### Items from a data source
§ §

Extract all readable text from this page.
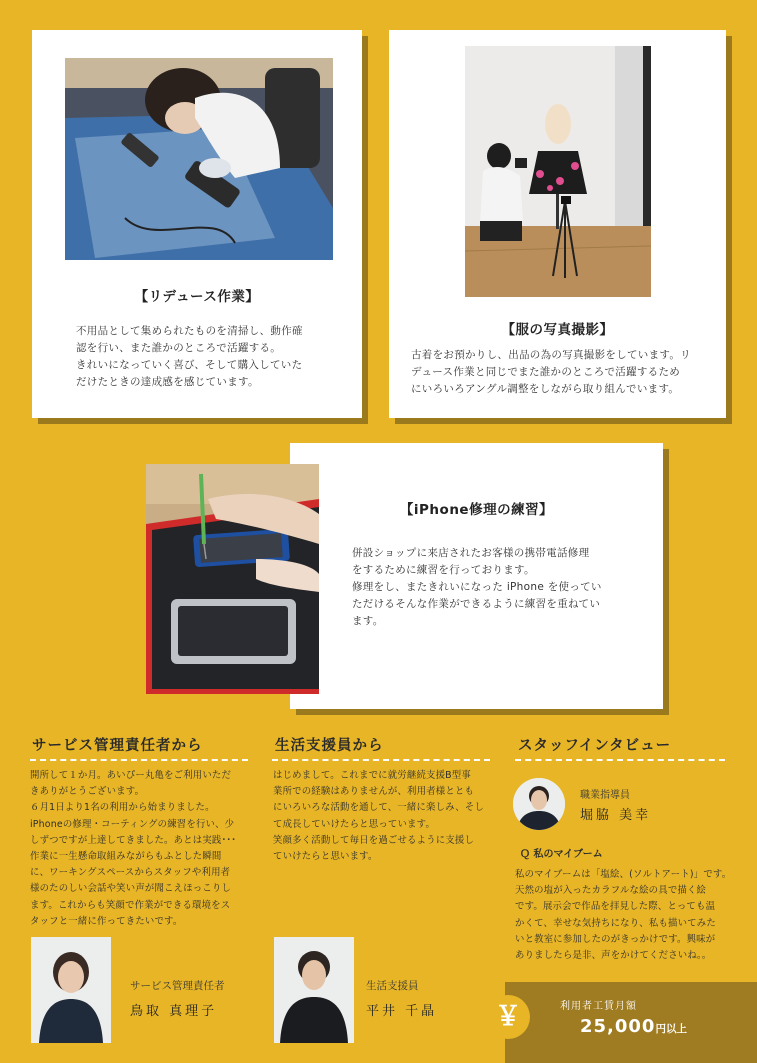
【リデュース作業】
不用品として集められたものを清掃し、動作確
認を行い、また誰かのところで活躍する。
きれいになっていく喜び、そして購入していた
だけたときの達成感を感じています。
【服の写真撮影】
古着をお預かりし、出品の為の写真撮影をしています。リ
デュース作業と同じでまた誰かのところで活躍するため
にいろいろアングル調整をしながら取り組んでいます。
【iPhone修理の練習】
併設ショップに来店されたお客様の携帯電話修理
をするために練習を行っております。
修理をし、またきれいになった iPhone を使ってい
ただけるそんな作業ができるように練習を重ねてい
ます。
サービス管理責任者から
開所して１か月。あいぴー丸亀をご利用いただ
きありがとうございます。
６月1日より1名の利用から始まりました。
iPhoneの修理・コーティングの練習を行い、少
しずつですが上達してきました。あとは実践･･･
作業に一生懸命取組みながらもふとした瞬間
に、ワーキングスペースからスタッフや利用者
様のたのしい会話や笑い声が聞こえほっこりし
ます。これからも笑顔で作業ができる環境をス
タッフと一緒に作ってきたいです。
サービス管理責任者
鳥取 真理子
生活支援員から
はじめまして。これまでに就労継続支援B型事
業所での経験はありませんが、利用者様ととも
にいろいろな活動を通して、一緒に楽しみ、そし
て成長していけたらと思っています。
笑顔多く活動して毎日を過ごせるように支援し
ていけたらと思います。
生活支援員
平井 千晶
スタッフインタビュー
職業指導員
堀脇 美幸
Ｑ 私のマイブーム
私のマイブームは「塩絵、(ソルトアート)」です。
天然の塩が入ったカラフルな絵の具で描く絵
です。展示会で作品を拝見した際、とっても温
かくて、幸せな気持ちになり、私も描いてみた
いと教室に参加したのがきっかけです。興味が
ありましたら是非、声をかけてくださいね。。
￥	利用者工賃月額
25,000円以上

§ §

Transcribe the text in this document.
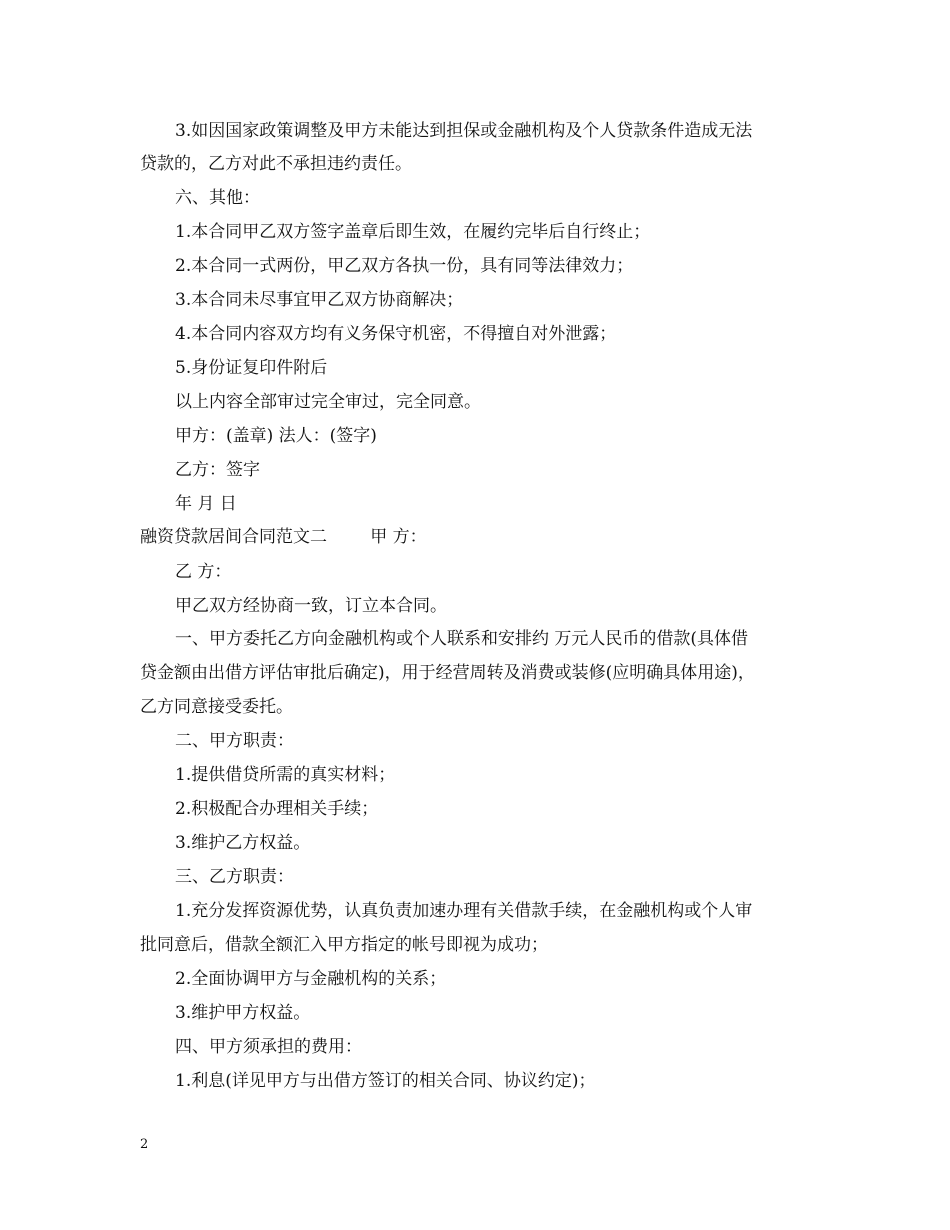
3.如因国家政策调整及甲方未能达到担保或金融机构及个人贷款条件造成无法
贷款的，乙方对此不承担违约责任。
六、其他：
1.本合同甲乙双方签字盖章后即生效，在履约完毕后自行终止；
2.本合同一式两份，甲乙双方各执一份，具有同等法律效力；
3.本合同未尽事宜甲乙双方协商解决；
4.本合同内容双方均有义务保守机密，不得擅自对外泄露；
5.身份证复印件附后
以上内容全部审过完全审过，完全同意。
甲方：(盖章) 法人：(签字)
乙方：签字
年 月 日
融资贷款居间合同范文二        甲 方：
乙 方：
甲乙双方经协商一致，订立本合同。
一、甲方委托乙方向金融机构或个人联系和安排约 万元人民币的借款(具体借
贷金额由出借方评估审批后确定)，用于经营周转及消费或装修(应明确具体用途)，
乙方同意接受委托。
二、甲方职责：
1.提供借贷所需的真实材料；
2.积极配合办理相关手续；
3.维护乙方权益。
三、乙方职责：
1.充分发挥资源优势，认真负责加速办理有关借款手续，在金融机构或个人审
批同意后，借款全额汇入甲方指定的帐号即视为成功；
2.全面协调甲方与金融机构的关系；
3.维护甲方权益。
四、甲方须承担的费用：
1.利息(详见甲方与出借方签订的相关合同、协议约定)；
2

§ §

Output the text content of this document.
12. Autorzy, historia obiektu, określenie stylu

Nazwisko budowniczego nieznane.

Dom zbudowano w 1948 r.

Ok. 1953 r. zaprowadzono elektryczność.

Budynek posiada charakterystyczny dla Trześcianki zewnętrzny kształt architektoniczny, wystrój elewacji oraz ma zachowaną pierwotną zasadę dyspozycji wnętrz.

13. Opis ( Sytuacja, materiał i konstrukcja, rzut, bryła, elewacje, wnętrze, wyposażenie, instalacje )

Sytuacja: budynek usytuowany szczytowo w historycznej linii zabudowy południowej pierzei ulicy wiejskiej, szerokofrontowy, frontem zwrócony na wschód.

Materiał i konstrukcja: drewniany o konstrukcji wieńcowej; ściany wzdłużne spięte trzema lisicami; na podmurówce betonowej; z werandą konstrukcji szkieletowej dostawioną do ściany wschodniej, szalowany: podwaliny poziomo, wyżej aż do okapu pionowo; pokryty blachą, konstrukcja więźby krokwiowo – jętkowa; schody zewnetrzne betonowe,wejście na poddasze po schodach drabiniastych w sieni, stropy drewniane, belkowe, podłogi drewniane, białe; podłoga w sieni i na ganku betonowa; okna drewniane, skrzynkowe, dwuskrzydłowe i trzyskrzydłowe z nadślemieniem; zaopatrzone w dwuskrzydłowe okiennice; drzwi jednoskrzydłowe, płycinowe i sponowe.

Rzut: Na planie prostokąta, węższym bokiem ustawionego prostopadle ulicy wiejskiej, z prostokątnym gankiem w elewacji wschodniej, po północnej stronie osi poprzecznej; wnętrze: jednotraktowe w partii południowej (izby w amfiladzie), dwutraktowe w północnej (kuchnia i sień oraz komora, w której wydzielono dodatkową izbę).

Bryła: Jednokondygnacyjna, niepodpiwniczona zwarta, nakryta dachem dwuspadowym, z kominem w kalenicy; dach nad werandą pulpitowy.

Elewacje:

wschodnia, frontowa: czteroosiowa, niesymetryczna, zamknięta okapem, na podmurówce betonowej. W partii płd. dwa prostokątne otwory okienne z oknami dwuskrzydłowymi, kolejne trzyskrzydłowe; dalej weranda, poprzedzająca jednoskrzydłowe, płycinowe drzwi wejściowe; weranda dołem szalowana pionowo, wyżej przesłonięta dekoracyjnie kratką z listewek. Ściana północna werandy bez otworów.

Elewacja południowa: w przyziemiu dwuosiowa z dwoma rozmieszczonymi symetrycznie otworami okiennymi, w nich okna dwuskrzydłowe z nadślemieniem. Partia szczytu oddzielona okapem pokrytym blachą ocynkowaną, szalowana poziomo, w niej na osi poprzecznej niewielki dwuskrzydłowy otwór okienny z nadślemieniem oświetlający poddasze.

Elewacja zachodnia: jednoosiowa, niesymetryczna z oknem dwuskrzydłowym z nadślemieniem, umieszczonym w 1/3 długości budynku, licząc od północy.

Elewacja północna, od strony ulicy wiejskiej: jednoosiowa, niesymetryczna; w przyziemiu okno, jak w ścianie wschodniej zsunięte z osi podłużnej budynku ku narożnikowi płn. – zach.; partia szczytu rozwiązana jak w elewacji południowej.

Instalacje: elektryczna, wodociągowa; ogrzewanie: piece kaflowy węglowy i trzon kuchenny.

§ §

Return only the number of lines in the data that contain "przyziemiu".

2